Which lines of the entries contain the string "should"? Please find them and copy them.

■ **Dataset records**

----------

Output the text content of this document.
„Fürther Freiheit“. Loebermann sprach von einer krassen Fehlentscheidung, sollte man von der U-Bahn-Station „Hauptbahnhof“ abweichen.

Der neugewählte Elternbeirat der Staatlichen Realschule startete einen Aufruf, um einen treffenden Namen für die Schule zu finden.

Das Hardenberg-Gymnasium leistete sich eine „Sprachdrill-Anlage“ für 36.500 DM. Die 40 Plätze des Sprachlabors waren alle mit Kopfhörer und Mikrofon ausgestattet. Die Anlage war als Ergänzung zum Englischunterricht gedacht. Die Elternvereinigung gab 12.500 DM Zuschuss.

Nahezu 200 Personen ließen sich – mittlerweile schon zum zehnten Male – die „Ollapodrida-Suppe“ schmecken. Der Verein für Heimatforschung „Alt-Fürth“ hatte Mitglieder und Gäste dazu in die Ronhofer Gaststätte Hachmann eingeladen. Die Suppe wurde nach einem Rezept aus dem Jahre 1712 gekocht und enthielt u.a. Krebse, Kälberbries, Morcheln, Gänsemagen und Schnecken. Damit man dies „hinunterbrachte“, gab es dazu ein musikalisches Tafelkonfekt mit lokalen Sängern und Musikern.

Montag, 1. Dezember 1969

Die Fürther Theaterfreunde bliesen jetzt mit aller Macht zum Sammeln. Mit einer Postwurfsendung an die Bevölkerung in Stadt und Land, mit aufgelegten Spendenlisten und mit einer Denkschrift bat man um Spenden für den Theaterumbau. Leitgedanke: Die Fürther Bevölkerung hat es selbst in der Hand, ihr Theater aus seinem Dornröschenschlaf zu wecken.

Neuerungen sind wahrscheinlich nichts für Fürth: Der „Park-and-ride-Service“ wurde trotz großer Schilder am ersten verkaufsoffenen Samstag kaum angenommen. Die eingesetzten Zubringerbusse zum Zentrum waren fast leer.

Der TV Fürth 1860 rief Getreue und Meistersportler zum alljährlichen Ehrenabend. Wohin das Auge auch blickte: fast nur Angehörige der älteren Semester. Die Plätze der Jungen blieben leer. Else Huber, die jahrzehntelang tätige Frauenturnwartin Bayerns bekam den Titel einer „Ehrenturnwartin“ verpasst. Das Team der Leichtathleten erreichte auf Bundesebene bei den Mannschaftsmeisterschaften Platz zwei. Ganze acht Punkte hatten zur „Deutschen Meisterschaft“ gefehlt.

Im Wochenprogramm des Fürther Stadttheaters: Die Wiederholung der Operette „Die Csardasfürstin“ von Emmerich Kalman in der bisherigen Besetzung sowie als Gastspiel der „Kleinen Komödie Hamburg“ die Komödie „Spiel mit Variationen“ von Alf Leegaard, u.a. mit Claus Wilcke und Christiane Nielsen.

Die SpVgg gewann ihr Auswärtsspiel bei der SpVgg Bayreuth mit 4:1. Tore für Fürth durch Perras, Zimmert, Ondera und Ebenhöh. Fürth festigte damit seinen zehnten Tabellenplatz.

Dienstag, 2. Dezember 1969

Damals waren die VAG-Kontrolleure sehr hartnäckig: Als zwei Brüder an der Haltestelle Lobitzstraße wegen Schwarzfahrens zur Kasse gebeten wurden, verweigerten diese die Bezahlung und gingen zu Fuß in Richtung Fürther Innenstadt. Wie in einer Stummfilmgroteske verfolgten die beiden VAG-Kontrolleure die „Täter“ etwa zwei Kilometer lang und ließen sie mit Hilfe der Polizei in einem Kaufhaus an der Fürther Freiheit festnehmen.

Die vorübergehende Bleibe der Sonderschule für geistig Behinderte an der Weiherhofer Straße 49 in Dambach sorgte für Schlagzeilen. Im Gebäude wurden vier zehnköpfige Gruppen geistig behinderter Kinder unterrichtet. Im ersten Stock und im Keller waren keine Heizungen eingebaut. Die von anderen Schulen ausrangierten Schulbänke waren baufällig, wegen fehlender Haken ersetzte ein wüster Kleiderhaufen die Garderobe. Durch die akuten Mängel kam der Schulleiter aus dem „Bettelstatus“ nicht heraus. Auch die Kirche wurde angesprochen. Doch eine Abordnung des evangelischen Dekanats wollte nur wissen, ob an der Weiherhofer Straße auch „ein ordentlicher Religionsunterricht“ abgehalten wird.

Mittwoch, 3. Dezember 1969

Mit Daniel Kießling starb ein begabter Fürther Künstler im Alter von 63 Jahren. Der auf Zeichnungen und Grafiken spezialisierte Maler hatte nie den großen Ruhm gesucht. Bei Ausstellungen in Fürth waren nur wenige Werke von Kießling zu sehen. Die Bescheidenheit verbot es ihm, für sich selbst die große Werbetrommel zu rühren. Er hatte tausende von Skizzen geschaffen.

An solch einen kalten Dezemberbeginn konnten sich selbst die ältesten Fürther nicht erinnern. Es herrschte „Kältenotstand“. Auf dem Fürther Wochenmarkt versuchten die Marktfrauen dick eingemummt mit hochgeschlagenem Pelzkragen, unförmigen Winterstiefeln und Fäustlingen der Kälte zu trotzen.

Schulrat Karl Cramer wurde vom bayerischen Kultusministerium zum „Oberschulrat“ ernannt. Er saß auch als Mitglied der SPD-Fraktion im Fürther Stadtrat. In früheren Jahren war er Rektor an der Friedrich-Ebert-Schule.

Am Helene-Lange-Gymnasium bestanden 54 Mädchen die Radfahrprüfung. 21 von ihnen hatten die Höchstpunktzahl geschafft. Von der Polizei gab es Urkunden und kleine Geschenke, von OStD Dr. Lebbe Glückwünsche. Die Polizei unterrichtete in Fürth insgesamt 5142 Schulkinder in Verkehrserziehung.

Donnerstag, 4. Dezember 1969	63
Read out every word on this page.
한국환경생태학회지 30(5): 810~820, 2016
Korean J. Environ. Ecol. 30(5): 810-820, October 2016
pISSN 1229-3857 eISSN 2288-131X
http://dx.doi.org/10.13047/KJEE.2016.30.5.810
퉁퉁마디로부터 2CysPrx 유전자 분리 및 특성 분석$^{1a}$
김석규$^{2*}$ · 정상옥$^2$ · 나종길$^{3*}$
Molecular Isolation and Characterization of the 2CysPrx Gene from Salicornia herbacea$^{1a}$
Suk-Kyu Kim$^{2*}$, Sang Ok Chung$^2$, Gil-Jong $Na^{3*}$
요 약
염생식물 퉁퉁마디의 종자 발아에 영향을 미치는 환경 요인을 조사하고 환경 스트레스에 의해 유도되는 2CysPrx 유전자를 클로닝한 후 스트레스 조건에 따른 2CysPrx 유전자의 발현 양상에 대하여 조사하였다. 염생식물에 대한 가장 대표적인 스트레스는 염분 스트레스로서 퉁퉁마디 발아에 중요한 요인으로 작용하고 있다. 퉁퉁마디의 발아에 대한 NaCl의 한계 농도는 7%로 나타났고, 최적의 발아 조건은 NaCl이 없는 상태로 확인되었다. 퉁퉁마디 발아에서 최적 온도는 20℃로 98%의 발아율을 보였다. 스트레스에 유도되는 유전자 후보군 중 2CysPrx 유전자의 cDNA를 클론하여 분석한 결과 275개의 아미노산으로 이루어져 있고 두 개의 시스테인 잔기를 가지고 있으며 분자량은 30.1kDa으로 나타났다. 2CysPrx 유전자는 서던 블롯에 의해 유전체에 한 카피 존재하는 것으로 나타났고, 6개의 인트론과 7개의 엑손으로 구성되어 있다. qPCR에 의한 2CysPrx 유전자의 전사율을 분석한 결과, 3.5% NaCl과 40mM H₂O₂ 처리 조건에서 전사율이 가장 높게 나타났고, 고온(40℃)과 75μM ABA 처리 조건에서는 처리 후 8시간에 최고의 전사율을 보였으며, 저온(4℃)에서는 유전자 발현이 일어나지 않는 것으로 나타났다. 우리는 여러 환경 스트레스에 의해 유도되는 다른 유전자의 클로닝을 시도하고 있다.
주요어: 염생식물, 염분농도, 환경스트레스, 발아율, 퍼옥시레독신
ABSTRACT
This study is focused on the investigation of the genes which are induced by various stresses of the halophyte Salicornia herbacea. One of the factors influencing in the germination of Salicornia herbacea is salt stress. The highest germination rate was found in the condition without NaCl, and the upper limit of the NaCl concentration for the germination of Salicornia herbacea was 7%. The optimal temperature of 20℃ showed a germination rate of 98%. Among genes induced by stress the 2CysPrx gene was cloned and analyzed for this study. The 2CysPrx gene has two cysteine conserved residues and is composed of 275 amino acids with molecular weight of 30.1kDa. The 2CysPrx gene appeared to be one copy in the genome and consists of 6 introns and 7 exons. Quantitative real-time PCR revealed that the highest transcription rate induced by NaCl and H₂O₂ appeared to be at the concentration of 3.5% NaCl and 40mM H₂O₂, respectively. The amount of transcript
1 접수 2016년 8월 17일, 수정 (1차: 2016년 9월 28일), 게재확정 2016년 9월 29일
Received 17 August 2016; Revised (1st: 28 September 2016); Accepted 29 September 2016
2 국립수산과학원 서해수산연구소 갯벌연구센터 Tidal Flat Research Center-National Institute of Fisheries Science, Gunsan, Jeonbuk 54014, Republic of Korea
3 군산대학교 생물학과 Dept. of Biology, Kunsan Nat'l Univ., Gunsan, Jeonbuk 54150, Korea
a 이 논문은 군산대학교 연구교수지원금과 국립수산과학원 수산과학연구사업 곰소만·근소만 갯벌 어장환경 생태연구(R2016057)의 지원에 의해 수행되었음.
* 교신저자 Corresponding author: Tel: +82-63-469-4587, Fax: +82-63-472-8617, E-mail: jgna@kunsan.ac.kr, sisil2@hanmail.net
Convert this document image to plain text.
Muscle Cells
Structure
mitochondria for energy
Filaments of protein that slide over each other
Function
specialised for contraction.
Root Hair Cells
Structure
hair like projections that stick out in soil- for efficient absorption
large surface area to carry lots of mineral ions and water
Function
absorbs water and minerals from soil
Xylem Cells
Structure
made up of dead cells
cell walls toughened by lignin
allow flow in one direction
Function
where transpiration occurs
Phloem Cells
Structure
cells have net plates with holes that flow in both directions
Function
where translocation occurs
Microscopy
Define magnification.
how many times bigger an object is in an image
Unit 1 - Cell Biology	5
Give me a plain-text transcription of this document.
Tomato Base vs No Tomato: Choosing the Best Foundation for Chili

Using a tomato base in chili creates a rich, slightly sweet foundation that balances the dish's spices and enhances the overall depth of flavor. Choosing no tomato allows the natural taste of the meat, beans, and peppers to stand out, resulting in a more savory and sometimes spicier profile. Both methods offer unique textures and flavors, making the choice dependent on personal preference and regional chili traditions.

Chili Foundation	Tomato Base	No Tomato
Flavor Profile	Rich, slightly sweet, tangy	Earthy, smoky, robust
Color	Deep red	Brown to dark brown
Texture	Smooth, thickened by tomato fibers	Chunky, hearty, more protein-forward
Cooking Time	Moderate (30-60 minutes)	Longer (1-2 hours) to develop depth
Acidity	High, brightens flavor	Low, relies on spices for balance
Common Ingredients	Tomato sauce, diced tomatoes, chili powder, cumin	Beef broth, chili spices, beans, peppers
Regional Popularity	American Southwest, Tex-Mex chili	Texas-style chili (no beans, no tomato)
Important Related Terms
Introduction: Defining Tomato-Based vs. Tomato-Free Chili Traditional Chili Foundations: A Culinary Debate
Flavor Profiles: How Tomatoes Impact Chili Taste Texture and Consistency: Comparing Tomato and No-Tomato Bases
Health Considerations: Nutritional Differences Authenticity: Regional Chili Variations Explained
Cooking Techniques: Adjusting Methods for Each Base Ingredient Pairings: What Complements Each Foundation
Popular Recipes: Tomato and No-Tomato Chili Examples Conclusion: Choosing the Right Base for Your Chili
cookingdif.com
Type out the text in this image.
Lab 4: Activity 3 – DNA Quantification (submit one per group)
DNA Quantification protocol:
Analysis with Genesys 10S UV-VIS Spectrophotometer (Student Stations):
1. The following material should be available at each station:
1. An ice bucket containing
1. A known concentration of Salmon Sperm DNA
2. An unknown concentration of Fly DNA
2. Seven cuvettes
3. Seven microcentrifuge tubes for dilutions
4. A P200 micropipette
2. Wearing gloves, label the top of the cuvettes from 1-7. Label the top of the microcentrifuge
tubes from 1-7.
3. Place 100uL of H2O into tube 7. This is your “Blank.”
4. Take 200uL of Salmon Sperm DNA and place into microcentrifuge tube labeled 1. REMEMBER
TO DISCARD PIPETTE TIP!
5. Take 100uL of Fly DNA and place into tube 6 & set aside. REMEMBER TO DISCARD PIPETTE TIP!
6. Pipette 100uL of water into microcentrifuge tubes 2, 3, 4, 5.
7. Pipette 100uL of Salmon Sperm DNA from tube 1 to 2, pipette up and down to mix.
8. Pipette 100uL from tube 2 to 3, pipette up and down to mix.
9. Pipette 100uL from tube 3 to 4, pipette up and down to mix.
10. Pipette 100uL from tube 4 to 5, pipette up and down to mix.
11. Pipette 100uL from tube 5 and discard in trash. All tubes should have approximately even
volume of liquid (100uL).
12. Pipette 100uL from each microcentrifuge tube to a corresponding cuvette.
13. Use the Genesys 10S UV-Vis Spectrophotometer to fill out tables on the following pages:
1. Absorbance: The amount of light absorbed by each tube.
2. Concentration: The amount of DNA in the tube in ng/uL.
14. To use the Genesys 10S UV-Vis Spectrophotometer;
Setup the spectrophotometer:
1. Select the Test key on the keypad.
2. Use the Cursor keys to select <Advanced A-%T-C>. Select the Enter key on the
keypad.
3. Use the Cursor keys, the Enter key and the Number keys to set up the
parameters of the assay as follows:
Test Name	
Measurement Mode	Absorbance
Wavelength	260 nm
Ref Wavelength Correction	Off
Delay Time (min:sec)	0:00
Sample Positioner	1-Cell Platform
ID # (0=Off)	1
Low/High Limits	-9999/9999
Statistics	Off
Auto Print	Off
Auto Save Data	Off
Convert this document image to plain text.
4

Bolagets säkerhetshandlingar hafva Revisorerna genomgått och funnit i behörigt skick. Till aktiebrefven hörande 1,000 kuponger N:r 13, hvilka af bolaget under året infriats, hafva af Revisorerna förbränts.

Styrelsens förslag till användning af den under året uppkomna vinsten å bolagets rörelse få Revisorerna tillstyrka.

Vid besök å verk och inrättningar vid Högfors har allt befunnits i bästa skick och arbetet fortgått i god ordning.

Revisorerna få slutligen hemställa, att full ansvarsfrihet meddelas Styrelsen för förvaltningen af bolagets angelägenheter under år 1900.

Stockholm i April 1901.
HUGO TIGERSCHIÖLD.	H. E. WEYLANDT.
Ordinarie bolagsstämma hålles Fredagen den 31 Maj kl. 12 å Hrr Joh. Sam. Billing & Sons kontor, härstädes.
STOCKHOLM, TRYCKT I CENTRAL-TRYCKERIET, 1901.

----------

■ **Expected answer**
1. The following material should be available at each station:
11. Pipette 100uL from tube 5 and discard in trash. All tubes should have approximately even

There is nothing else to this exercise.